[SET PROBLEM]: Substitute "doc-paragraph" for every "document-paragraph" in the rows from the first one through the row containing "- band-label: Band.:: [111, 243, 260, 291]", and write those rows out again with nothing else changed.

Element region listings:
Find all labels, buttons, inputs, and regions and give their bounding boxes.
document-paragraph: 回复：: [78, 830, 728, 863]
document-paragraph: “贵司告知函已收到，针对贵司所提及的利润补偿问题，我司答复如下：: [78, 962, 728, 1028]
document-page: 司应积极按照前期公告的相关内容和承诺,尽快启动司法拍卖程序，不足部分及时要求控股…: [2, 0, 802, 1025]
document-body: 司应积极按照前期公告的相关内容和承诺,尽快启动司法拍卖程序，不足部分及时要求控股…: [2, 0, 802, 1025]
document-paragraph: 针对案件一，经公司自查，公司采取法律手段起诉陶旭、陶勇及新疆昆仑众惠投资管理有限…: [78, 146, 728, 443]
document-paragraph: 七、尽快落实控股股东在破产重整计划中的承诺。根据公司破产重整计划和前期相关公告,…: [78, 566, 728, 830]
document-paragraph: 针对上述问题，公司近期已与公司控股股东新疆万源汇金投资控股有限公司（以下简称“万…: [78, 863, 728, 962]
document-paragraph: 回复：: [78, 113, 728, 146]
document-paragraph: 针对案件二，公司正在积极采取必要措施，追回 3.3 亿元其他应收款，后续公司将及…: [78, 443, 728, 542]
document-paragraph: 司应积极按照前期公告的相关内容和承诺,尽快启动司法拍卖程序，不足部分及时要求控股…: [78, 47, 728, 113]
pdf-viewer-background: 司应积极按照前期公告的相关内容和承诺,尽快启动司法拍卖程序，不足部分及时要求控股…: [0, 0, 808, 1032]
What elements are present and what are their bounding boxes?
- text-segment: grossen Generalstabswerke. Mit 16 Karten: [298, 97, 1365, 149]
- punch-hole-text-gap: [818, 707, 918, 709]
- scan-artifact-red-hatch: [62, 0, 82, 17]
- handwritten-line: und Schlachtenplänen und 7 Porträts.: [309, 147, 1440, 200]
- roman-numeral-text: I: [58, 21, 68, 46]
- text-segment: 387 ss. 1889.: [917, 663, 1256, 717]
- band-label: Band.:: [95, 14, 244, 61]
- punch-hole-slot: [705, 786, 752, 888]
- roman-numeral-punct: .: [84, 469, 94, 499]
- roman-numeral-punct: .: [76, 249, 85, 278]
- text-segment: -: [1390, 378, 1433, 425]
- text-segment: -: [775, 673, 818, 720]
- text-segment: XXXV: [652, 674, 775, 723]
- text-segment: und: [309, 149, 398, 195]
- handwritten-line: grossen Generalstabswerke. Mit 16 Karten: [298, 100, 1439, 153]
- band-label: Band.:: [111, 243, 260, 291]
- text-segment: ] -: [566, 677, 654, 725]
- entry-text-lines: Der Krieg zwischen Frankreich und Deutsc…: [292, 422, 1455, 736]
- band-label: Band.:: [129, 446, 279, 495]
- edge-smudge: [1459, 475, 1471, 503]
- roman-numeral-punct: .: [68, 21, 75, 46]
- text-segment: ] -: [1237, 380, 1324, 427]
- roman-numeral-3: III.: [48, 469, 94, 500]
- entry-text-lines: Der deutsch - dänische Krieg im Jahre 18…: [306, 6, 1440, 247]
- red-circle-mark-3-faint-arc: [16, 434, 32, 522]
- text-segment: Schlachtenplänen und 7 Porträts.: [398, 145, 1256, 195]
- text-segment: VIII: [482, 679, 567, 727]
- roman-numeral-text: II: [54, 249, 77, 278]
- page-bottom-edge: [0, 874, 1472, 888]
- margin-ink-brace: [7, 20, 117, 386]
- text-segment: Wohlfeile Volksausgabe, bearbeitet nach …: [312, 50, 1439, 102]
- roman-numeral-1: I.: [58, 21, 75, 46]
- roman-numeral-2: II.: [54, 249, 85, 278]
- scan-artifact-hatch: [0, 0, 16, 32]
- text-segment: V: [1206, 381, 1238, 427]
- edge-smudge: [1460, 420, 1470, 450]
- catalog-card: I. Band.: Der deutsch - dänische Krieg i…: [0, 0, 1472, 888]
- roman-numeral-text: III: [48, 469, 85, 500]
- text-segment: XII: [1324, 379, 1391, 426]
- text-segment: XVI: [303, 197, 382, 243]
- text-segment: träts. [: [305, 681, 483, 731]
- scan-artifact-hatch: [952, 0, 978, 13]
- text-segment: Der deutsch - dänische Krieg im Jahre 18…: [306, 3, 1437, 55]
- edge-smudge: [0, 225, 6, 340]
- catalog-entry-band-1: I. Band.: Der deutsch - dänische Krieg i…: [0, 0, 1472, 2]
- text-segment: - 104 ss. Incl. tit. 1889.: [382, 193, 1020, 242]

[RESULT]:
Find all labels, buttons, inputs, and regions and give their bounding boxes.
doc-paragraph: 回复：: [78, 830, 728, 863]
doc-paragraph: “贵司告知函已收到，针对贵司所提及的利润补偿问题，我司答复如下：: [78, 962, 728, 1028]
document-page: 司应积极按照前期公告的相关内容和承诺,尽快启动司法拍卖程序，不足部分及时要求控股…: [2, 0, 802, 1025]
document-body: 司应积极按照前期公告的相关内容和承诺,尽快启动司法拍卖程序，不足部分及时要求控股…: [2, 0, 802, 1025]
doc-paragraph: 针对案件一，经公司自查，公司采取法律手段起诉陶旭、陶勇及新疆昆仑众惠投资管理有限…: [78, 146, 728, 443]
doc-paragraph: 七、尽快落实控股股东在破产重整计划中的承诺。根据公司破产重整计划和前期相关公告,…: [78, 566, 728, 830]
doc-paragraph: 针对上述问题，公司近期已与公司控股股东新疆万源汇金投资控股有限公司（以下简称“万…: [78, 863, 728, 962]
doc-paragraph: 回复：: [78, 113, 728, 146]
doc-paragraph: 针对案件二，公司正在积极采取必要措施，追回 3.3 亿元其他应收款，后续公司将及…: [78, 443, 728, 542]
doc-paragraph: 司应积极按照前期公告的相关内容和承诺,尽快启动司法拍卖程序，不足部分及时要求控股…: [78, 47, 728, 113]
pdf-viewer-background: 司应积极按照前期公告的相关内容和承诺,尽快启动司法拍卖程序，不足部分及时要求控股…: [0, 0, 808, 1032]
What elements are present and what are their bounding boxes?
- text-segment: grossen Generalstabswerke. Mit 16 Karten: [298, 97, 1365, 149]
- punch-hole-text-gap: [818, 707, 918, 709]
- scan-artifact-red-hatch: [62, 0, 82, 17]
- handwritten-line: und Schlachtenplänen und 7 Porträts.: [309, 147, 1440, 200]
- roman-numeral-text: I: [58, 21, 68, 46]
- text-segment: 387 ss. 1889.: [917, 663, 1256, 717]
- band-label: Band.:: [95, 14, 244, 61]
- punch-hole-slot: [705, 786, 752, 888]
- roman-numeral-punct: .: [84, 469, 94, 499]
- roman-numeral-punct: .: [76, 249, 85, 278]
- text-segment: -: [1390, 378, 1433, 425]
- text-segment: -: [775, 673, 818, 720]
- text-segment: XXXV: [652, 674, 775, 723]
- text-segment: und: [309, 149, 398, 195]
- handwritten-line: grossen Generalstabswerke. Mit 16 Karten: [298, 100, 1439, 153]
- band-label: Band.:: [111, 243, 260, 291]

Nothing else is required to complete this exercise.